- **PASSAGE TO READ**
= = = = =
Gary Stager rightfully challenged edubloggers to follow/care/blog about the Reading First study. I’d ignored his words… until now. After reading an article by Sol Stern about the study (txs to eduwonkette for pointing me to the article), I had to comment…
You’re probably aware of the old adage, “If you’re losing the game, change the rules.” Well, I think the corollary for the social sciences is, “If you don’t like the results of a study, bash the methods.” Thus, given the unnecessarily political nature of reading instruction, and especially research on reading instruction, it was unsurprising to read a methodological critique of the recent IES-supported study of the Reading First program. It was even more predictable that the critique would come from a “scholar” at the Manhattan Institute.
What IS incredible and even ironic about Stern’s attack, in my opinion, is that he basically makes the argument against everything that the current federal administration has argued for over the last 8 or so years. And, having read a bit about Stern, I doubt he wants to do that.
A little background…
Reid Lyon and Grover “Russ” Whitehurst are two of the most influential figures in federal education policy and research circles. Lyon was the head of an influential branch of the National Institute of Child Health and Human Development (NICHD). In that capacity, he had his hands in the policy circles as well as within the research arenas. He is often credited with being the architect of the Reading First program. Whitehurst is the Director of the Institute for Education Sciences (IES), the education arm of the U.S. Department of Education. Thus, he is the chief federal educational researcher; as such, he certainly has influence on educational policy as well. Lyon and Whitehurst are both trained as psychologists and worked in the realm of special education and especially children with learning disabilities. Their research and development work has probably helped advance reading outcomes for lots of children with learning disabilities.
= = = = =
- **RECORDED DATA**
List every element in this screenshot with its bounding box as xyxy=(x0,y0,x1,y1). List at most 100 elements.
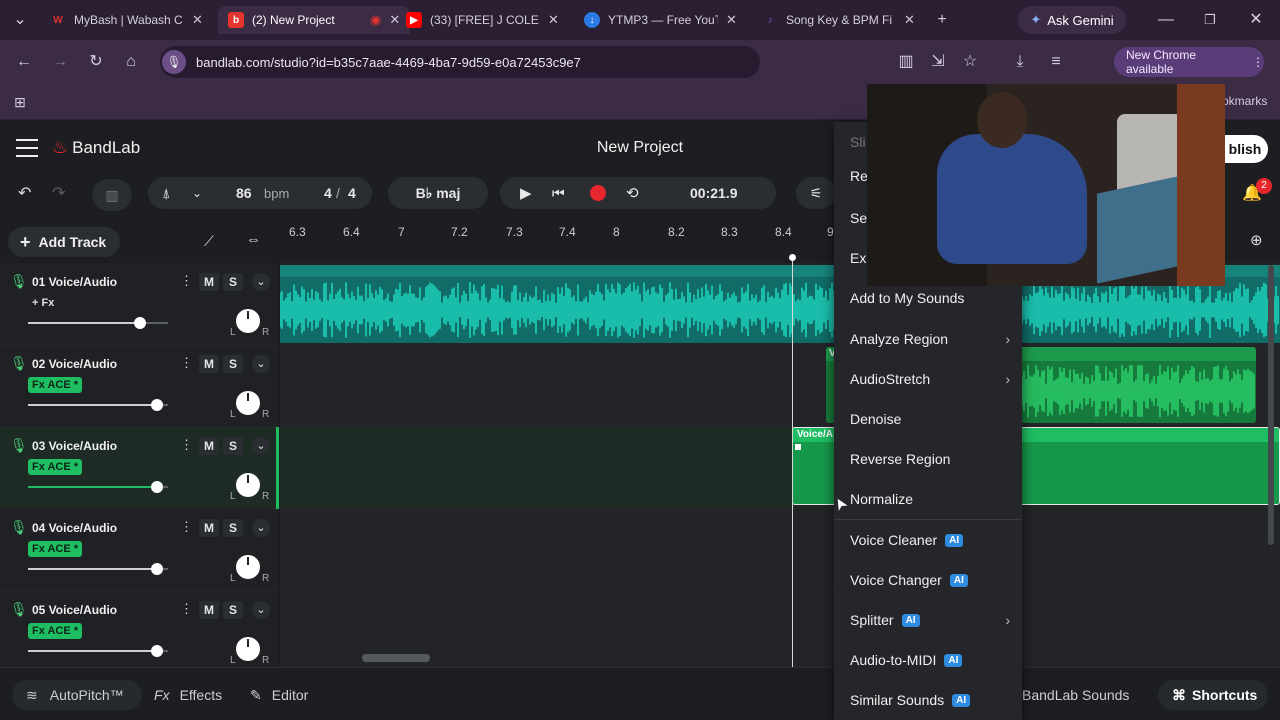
playhead[interactable] xyxy=(792,257,793,667)
skip-back-icon[interactable]: ⏮ xyxy=(552,185,565,202)
menu-item[interactable]: Audio-to-MIDI AI xyxy=(834,640,1022,680)
fit-tracks-icon[interactable]: ⇔ xyxy=(246,231,261,248)
pan-knob[interactable] xyxy=(236,555,260,579)
volume-knob[interactable] xyxy=(151,645,163,657)
track-header[interactable]: 🎙 03 Voice/Audio ⋮ M S ⌄ Fx ACE * L R xyxy=(0,427,278,509)
hamburger-menu-icon[interactable] xyxy=(16,139,38,157)
volume-knob[interactable] xyxy=(134,317,146,329)
solo-button[interactable]: S xyxy=(223,519,243,537)
add-track-button[interactable]: + Add Track xyxy=(8,227,120,257)
track-name[interactable]: 03 Voice/Audio xyxy=(32,439,117,453)
window-close-icon[interactable]: ✕ xyxy=(1246,10,1266,30)
close-icon[interactable]: ✕ xyxy=(904,12,915,28)
chevron-down-icon[interactable]: ⌄ xyxy=(252,519,270,537)
track-name[interactable]: 04 Voice/Audio xyxy=(32,521,117,535)
new-tab-icon[interactable]: + xyxy=(932,10,952,30)
site-info-icon[interactable]: 🎙 xyxy=(162,50,186,74)
downloads-icon[interactable]: ⤓ xyxy=(1010,52,1030,72)
menu-item[interactable]: Splitter AI › xyxy=(834,600,1022,640)
track-header[interactable]: 🎙 04 Voice/Audio ⋮ M S ⌄ Fx ACE * L R xyxy=(0,509,278,591)
fx-badge[interactable]: + Fx xyxy=(28,295,58,311)
tab-new-project[interactable]: b (2) New Project ◉ ✕ xyxy=(218,6,411,34)
tab-youtube[interactable]: ▶ (33) [FREE] J COLE T ✕ xyxy=(396,6,569,34)
omnibox[interactable]: 🎙 bandlab.com/studio?id=b35c7aae-4469-4b… xyxy=(160,46,760,78)
mute-button[interactable]: M xyxy=(199,601,219,619)
close-icon[interactable]: ✕ xyxy=(192,12,203,28)
menu-item[interactable]: Voice Cleaner AI xyxy=(834,520,1022,560)
fx-badge[interactable]: Fx ACE * xyxy=(28,459,83,475)
track-options-icon[interactable]: ⋮ xyxy=(180,355,193,371)
new-chrome-button[interactable]: New Chrome available ⋮ xyxy=(1114,47,1264,77)
pan-knob[interactable] xyxy=(236,473,260,497)
close-icon[interactable]: ✕ xyxy=(726,12,737,28)
track-header[interactable]: 🎙 05 Voice/Audio ⋮ M S ⌄ Fx ACE * L R xyxy=(0,591,278,673)
horizontal-scrollbar[interactable] xyxy=(362,654,430,662)
menu-item[interactable]: Denoise xyxy=(834,399,1022,439)
volume-slider[interactable] xyxy=(28,486,168,488)
autopitch-button[interactable]: ≋ AutoPitch™ xyxy=(12,680,142,710)
instruments-icon[interactable]: ▥ xyxy=(92,179,132,211)
track-options-icon[interactable]: ⋮ xyxy=(180,601,193,617)
close-icon[interactable]: ✕ xyxy=(548,12,559,28)
microphone-icon[interactable]: 🎙 xyxy=(10,273,28,290)
playhead-handle[interactable] xyxy=(789,254,796,261)
track-lane[interactable] xyxy=(280,509,1280,591)
undo-icon[interactable]: ↶ xyxy=(18,183,31,203)
solo-button[interactable]: S xyxy=(223,273,243,291)
back-icon[interactable]: ← xyxy=(14,52,34,72)
tab-mybash[interactable]: W MyBash | Wabash C ✕ xyxy=(40,6,213,34)
track-options-icon[interactable]: ⋮ xyxy=(180,519,193,535)
track-name[interactable]: 02 Voice/Audio xyxy=(32,357,117,371)
editor-button[interactable]: ✎ Editor xyxy=(236,680,322,710)
apps-grid-icon[interactable]: ⊞ xyxy=(10,92,30,112)
menu-item[interactable]: Normalize xyxy=(834,479,1022,519)
fx-badge[interactable]: Fx ACE * xyxy=(28,377,83,393)
volume-slider[interactable] xyxy=(28,322,168,324)
volume-knob[interactable] xyxy=(151,399,163,411)
redo-icon[interactable]: ↷ xyxy=(52,183,65,203)
bandlab-logo[interactable]: ♨ BandLab xyxy=(52,137,140,158)
media-controls-icon[interactable]: ≡ xyxy=(1046,52,1066,72)
chevron-down-icon[interactable]: ⌄ xyxy=(252,437,270,455)
track-options-icon[interactable]: ⋮ xyxy=(180,273,193,289)
menu-item[interactable]: Similar Sounds AI xyxy=(834,680,1022,720)
bookmark-star-icon[interactable]: ☆ xyxy=(960,52,980,72)
install-app-icon[interactable]: ⇲ xyxy=(928,52,948,72)
microphone-icon[interactable]: 🎙 xyxy=(10,355,28,372)
pan-knob[interactable] xyxy=(236,391,260,415)
volume-slider[interactable] xyxy=(28,568,168,570)
track-lane[interactable] xyxy=(280,591,1280,673)
shortcuts-button[interactable]: ⌘ Shortcuts xyxy=(1158,680,1268,710)
bandlab-sounds-button[interactable]: BandLab Sounds xyxy=(1008,680,1143,710)
tab-search-icon[interactable]: ⌄ xyxy=(10,10,30,30)
track-options-icon[interactable]: ⋮ xyxy=(180,437,193,453)
vertical-scrollbar[interactable] xyxy=(1268,265,1274,545)
menu-item[interactable]: Reverse Region xyxy=(834,439,1022,479)
chevron-down-icon[interactable]: ⌄ xyxy=(252,355,270,373)
track-header[interactable]: 🎙 02 Voice/Audio ⋮ M S ⌄ Fx ACE * L R xyxy=(0,345,278,427)
menu-item[interactable]: Analyze Region › xyxy=(834,319,1022,359)
tab-ytmp3[interactable]: ↓ YTMP3 — Free YouT ✕ xyxy=(574,6,747,34)
key-selector[interactable]: B♭ maj xyxy=(388,177,488,209)
time-signature-numerator[interactable]: 4 xyxy=(324,185,332,201)
all-bookmarks-label[interactable]: okmarks xyxy=(1222,94,1267,108)
zoom-in-icon[interactable]: ⊕ xyxy=(1250,231,1263,249)
publish-button[interactable]: blish xyxy=(1222,135,1268,163)
play-icon[interactable]: ▶ xyxy=(520,184,532,202)
volume-slider[interactable] xyxy=(28,404,168,406)
reading-mode-icon[interactable]: ▥ xyxy=(896,52,916,72)
track-name[interactable]: 05 Voice/Audio xyxy=(32,603,117,617)
track-name[interactable]: 01 Voice/Audio xyxy=(32,275,117,289)
pan-knob[interactable] xyxy=(236,637,260,661)
fx-badge[interactable]: Fx ACE * xyxy=(28,541,83,557)
track-header[interactable]: 🎙 01 Voice/Audio ⋮ M S ⌄ + Fx L R xyxy=(0,263,278,345)
effects-button[interactable]: Fx Effects xyxy=(140,680,236,710)
menu-item[interactable]: Voice Changer AI xyxy=(834,560,1022,600)
time-signature-denominator[interactable]: 4 xyxy=(348,185,356,201)
volume-knob[interactable] xyxy=(151,481,163,493)
mixer-icon[interactable]: ⚟ xyxy=(796,177,836,209)
forward-icon[interactable]: → xyxy=(50,52,70,72)
microphone-icon[interactable]: 🎙 xyxy=(10,519,28,536)
tab-song-key[interactable]: ♪ Song Key & BPM Fi ✕ xyxy=(752,6,925,34)
fx-badge[interactable]: Fx ACE * xyxy=(28,623,83,639)
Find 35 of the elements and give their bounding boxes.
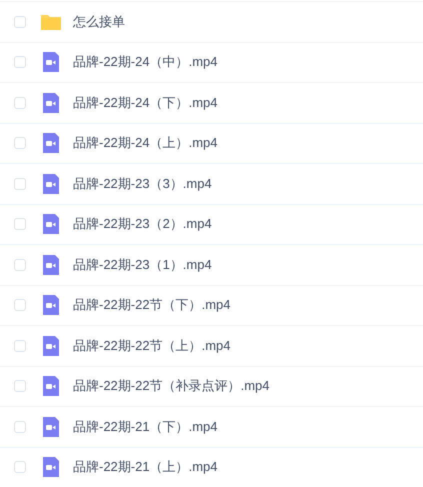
file-name[interactable]: 品牌-22期-24（下）.mp4 xyxy=(73,94,218,112)
file-name[interactable]: 品牌-22期-21（下）.mp4 xyxy=(73,418,218,436)
file-name[interactable]: 品牌-22期-23（2）.mp4 xyxy=(73,215,212,234)
file-name[interactable]: 品牌-22期-24（上）.mp4 xyxy=(73,134,218,152)
file-name[interactable]: 品牌-22期-22节（上）.mp4 xyxy=(73,336,230,355)
checkbox[interactable] xyxy=(14,56,26,68)
video-file-icon xyxy=(40,92,62,114)
file-name[interactable]: 品牌-22期-21（上）.mp4 xyxy=(73,458,218,476)
file-name[interactable]: 品牌-22期-24（中）.mp4 xyxy=(73,53,218,72)
video-file-icon xyxy=(40,51,62,74)
checkbox[interactable] xyxy=(14,137,26,150)
checkbox[interactable] xyxy=(14,380,26,392)
file-name[interactable]: 品牌-22期-23（3）.mp4 xyxy=(73,174,212,193)
checkbox[interactable] xyxy=(14,96,26,109)
file-name[interactable]: 品牌-22期-22节（下）.mp4 xyxy=(73,296,230,314)
file-name[interactable]: 品牌-22期-23（1）.mp4 xyxy=(73,256,212,274)
checkbox[interactable] xyxy=(14,461,26,474)
checkbox[interactable] xyxy=(14,258,26,271)
video-file-icon xyxy=(40,213,62,236)
video-file-icon xyxy=(40,416,62,438)
checkbox[interactable] xyxy=(14,340,26,352)
video-file-icon xyxy=(40,254,62,276)
checkbox[interactable] xyxy=(14,420,26,433)
video-file-icon xyxy=(40,132,62,154)
checkbox[interactable] xyxy=(14,16,26,28)
checkbox[interactable] xyxy=(14,178,26,190)
video-file-icon xyxy=(40,294,62,316)
checkbox[interactable] xyxy=(14,218,26,230)
checkbox[interactable] xyxy=(14,299,26,312)
video-file-icon xyxy=(40,456,62,478)
file-name[interactable]: 品牌-22期-22节（补录点评）.mp4 xyxy=(73,377,270,396)
file-name[interactable]: 怎么接单 xyxy=(73,12,125,31)
video-file-icon xyxy=(40,375,62,398)
video-file-icon xyxy=(40,334,62,357)
video-file-icon xyxy=(40,172,62,195)
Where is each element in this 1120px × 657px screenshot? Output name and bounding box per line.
= = = = =
- **SHORT PROBLEM A**
In the post on the Reading First study, who is named as the Director of the Institute for Education Sciences?
- **SHORT PROBLEM B**
Please take the post on the Reading First study further, picking up right after its final sentence.

- **EXERCISE RESULT A**
Grover "Russ" Whitehurst.

- **EXERCISE RESULT B**
However, they arrived in Washington and tried to push the idea that all children must learn to read the same way that children with learning disabilities learn to read. Furthermore, and more importantly for this blog post, they came to Washington with narrow conceptions of educational research. Like just about everyone I know in the field of educational research who is trained within the disciplinary traditions of psychology, they are paradigmatically disposed to experimental research designs. Thus, Lyon, Whitehurst and their ilk are chiefly responsible for the hegemony of experimental research that emanates from inside the beltway. As a result of their influence, virtually all educational research conducted and funded by the federal government must be done according to the dictates of one particular research paradigm; i.e. the “gold standard” experimental design.
So, it is incredibly ironic when Whitehurst’s agency (IES) funds/supports/directs a study of Reid Lyon’s baby, Reading First, and the initial result is that “on average across the 18 study sites, Reading First did not have statistically significant impacts on student reading comprehension test scores in grades 1-3” [that language comes directly from the IES website where the study report is located]. That irony and that result notwithstanding, the real irony may be Stern’s criticism of the study which amounts to a condemnation of experimental research in education.
Research using experimental designs rarely employ large samples. Experimental designs, to function properly, must be “controlled” so as to avoid contamination (i.e. internal validity). And, to carry out a large-scale experimental study is terribly expensive and difficult to do. In fact, experimental research is not so concerned with sample size as it is with assignment and validity. Stern does not seem to recognize this and can’t seem to make up his mind about the sample in the Reading First study. Early in the article, he writes, “The study found that students in a small sample of Reading First schools…” So, he characterizes the final sample as “small.” Then, later, complaining about how the study methods were compromised, he writes, “Instead of 30 Reading First schools in six districts, the study would compare 128 Reading First schools in 13 states to a control group of schools that applied for Reading First but didn’t qualify for the federal grants.” So, if a sample involving 128 schools in 13 states is “small,” what would he have said if they stuck with the original sample of 30 schools? Would that have been a REALLY small sample?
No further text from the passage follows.